*** Records for this exercise

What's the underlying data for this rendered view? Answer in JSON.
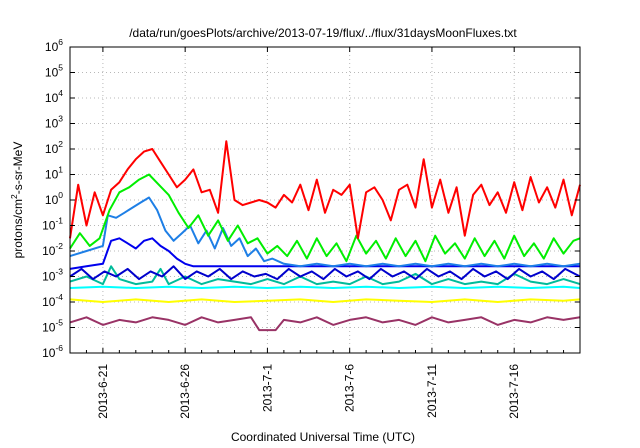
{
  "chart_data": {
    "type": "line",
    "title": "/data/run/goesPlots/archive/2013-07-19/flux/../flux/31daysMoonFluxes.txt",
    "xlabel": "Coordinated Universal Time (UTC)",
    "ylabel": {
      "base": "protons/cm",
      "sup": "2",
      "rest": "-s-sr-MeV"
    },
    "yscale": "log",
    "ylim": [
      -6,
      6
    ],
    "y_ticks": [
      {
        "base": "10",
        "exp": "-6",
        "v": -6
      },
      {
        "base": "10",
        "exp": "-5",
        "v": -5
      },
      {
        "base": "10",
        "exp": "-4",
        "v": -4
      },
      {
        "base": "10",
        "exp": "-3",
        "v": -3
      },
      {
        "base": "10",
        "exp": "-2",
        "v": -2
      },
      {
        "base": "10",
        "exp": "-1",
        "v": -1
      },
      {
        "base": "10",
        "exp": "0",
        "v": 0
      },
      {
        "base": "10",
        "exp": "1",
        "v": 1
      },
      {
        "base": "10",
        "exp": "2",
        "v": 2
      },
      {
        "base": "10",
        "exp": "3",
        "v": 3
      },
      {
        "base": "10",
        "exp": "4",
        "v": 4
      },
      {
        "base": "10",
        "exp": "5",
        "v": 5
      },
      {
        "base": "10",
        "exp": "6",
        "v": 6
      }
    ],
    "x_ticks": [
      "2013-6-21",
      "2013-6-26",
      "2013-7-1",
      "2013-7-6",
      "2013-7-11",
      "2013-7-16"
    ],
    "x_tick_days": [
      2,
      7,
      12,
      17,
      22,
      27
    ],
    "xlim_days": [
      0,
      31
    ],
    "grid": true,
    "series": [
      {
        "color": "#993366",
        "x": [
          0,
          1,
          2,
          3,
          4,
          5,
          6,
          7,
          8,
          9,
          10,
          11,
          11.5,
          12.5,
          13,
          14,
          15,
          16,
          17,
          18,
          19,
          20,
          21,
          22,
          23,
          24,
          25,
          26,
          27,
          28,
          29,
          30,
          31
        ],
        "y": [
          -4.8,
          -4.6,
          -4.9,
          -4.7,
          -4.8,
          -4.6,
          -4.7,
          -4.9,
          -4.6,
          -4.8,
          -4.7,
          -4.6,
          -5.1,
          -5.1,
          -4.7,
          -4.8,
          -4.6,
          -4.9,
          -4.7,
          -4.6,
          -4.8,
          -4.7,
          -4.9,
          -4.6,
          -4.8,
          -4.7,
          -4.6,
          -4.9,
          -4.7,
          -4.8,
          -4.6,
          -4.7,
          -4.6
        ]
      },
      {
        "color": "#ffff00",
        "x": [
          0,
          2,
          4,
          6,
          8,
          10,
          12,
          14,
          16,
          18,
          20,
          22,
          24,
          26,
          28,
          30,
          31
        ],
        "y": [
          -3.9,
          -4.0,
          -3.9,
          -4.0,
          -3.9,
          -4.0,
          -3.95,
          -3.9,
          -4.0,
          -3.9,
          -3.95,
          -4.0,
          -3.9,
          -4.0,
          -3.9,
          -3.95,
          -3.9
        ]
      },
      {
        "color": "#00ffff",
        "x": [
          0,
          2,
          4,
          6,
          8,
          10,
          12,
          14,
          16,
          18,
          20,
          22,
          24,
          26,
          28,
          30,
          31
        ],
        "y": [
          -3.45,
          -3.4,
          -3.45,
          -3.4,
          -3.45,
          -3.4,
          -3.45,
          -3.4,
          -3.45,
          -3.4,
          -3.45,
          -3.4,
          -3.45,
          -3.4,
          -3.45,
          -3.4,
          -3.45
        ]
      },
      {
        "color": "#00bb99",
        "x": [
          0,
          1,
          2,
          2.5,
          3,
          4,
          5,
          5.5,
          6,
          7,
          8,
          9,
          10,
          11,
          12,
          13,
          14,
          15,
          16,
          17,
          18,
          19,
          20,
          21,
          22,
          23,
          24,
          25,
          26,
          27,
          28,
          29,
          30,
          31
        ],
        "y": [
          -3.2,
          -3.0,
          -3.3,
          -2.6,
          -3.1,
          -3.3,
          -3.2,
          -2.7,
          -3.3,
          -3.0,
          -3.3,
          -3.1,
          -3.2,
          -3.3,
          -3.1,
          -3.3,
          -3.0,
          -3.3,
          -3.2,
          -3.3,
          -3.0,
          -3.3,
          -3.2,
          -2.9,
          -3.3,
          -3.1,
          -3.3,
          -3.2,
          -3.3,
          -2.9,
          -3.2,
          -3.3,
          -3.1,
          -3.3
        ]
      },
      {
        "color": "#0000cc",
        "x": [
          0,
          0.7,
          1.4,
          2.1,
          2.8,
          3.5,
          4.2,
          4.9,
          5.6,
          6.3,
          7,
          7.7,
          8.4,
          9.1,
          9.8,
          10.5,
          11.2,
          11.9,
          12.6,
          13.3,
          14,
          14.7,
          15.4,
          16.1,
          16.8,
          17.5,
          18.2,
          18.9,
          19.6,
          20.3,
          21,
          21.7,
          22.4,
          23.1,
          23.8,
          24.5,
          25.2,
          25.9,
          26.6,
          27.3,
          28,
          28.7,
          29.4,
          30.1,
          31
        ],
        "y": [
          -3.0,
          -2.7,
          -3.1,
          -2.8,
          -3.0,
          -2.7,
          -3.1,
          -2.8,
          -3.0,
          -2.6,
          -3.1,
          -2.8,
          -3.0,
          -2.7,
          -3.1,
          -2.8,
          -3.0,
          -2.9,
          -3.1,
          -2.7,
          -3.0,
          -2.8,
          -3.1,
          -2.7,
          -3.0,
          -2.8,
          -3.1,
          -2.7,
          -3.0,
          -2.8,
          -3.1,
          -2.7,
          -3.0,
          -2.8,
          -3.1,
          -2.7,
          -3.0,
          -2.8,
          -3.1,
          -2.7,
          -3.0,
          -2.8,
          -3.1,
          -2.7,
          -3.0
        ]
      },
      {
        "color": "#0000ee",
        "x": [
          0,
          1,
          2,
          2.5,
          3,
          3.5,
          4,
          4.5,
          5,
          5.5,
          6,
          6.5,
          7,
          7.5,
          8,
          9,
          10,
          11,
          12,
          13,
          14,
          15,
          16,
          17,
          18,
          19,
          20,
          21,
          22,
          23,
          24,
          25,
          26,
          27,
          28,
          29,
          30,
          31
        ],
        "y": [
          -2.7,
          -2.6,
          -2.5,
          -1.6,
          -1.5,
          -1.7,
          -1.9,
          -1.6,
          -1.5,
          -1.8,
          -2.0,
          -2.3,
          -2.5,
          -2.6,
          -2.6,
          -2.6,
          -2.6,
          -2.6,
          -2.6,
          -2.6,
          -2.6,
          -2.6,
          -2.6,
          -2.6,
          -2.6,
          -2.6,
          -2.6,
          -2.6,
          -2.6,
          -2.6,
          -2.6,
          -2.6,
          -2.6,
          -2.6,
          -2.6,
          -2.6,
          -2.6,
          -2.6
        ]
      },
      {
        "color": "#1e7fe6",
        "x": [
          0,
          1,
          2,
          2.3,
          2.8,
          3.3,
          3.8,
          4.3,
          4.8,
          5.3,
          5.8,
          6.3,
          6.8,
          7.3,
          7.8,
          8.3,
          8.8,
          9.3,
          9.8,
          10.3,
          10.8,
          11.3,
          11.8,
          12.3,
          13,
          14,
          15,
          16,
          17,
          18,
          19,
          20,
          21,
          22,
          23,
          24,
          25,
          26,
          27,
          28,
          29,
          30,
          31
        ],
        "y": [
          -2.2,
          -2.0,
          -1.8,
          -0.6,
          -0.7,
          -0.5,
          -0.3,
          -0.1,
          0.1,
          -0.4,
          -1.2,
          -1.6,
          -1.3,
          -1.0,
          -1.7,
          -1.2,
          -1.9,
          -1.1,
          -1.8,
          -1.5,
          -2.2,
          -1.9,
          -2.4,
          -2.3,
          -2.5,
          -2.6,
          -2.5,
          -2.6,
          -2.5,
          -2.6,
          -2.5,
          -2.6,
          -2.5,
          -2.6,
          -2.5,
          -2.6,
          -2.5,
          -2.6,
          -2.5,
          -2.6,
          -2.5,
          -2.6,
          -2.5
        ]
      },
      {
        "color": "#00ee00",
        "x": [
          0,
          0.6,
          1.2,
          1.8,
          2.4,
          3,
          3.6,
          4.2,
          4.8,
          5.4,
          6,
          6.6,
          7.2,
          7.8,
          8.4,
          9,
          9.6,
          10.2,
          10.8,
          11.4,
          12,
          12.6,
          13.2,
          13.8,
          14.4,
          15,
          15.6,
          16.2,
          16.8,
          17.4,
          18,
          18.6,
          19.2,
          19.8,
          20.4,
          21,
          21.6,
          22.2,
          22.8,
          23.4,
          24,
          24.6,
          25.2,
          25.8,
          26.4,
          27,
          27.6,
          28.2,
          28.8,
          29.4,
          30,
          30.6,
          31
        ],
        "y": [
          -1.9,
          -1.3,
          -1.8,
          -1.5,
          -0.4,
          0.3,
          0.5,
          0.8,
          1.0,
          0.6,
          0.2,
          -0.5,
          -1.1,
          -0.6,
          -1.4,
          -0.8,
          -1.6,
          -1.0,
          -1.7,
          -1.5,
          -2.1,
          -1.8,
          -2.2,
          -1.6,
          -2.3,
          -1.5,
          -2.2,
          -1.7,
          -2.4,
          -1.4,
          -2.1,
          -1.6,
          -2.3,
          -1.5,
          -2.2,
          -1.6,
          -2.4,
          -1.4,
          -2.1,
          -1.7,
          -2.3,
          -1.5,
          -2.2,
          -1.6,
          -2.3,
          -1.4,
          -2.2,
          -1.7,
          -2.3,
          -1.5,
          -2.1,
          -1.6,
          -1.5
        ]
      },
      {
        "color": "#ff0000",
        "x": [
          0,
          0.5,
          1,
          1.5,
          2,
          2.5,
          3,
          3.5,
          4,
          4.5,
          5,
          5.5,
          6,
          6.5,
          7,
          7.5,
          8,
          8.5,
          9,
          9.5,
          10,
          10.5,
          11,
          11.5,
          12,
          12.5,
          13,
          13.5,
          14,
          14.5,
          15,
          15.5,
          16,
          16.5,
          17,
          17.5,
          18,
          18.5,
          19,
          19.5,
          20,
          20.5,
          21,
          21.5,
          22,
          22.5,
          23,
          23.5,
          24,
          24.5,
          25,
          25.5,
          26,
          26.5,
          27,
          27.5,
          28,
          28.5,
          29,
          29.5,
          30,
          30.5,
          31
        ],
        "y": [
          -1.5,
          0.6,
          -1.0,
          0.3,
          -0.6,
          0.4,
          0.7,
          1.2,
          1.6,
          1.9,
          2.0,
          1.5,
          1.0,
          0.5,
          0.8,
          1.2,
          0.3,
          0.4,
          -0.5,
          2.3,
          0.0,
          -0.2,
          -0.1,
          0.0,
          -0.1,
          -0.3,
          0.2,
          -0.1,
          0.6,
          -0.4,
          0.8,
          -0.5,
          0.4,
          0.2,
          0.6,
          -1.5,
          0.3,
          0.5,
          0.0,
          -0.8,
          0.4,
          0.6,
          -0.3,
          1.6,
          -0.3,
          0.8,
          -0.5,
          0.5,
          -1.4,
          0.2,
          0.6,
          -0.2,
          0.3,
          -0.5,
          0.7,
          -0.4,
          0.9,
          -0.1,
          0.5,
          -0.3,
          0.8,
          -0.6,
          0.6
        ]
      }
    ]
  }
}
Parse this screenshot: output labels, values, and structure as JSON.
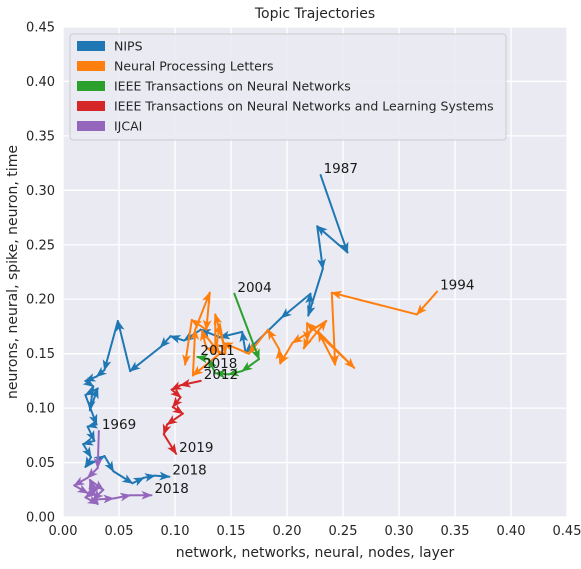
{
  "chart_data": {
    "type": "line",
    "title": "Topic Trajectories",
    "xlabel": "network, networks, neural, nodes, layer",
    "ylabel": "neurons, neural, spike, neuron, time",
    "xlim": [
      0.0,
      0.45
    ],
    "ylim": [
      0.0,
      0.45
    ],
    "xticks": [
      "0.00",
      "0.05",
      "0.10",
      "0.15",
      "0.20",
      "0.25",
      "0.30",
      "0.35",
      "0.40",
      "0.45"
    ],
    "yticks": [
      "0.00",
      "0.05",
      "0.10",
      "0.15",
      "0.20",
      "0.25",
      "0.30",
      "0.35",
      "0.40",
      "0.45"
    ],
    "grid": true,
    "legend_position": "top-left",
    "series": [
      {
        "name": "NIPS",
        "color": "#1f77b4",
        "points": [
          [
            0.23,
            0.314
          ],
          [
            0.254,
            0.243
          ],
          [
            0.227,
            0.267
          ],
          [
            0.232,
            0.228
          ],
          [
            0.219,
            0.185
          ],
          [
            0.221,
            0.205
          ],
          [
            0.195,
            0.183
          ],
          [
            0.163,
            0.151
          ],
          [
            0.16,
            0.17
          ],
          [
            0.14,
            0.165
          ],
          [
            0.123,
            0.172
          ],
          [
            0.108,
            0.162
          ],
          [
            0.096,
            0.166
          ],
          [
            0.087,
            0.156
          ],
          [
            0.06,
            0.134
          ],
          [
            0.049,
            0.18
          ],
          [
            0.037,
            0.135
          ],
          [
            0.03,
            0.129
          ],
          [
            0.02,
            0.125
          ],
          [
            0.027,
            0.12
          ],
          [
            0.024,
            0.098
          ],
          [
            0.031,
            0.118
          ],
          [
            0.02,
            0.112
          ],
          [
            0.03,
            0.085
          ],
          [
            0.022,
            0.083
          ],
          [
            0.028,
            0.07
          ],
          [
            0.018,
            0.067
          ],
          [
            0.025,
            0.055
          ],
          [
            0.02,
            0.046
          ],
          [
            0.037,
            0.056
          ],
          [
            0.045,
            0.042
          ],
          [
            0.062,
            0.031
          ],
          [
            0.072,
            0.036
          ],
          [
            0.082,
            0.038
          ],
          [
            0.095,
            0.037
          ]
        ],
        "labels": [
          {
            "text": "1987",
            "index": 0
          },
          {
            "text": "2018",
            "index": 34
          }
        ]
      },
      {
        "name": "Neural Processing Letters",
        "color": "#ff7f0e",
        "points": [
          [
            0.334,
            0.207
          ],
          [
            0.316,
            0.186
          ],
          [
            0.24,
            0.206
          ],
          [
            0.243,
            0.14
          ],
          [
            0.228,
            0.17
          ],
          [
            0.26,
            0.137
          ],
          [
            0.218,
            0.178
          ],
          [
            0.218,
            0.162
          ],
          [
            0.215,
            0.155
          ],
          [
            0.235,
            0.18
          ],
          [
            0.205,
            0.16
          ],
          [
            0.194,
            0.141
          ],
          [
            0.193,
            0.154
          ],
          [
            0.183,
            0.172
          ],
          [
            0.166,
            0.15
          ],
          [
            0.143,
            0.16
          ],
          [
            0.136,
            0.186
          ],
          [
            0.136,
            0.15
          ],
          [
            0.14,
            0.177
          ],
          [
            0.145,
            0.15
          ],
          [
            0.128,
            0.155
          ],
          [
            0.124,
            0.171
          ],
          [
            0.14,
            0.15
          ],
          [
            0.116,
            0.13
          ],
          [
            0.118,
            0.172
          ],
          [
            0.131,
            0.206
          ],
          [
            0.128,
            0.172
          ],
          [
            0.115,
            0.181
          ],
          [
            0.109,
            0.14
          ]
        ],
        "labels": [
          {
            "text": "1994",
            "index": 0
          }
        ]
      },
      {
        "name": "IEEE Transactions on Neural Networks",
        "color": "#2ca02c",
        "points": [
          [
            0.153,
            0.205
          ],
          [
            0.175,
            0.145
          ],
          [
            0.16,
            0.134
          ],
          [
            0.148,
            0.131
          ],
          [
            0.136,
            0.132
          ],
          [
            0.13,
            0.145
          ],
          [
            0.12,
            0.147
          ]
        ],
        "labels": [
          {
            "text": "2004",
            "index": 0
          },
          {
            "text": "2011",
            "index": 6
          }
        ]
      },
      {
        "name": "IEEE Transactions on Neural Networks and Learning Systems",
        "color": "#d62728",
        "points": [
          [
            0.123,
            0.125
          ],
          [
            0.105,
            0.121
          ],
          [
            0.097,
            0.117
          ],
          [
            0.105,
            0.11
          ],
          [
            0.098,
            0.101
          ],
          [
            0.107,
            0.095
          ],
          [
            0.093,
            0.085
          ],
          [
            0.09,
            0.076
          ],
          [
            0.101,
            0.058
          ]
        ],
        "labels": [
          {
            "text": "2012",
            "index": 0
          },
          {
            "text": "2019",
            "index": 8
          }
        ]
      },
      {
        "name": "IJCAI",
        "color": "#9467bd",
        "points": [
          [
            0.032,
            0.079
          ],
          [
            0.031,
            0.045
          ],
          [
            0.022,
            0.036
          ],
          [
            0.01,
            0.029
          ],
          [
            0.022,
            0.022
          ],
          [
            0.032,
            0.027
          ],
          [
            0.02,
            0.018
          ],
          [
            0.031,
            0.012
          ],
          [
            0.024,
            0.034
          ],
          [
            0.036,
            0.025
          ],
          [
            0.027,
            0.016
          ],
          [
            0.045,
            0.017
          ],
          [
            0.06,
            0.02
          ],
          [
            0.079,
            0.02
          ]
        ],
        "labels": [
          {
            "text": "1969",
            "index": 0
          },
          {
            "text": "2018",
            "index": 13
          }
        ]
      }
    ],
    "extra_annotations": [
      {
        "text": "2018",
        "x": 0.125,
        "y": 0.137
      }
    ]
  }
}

******

Problem —
Find the lines holding "xlabel" and list every one.

Output of the exercise —
    "xlabel": "Coordinated Universal Time (UTC)",
    "xlabel": "network, networks, neural, nodes, layer",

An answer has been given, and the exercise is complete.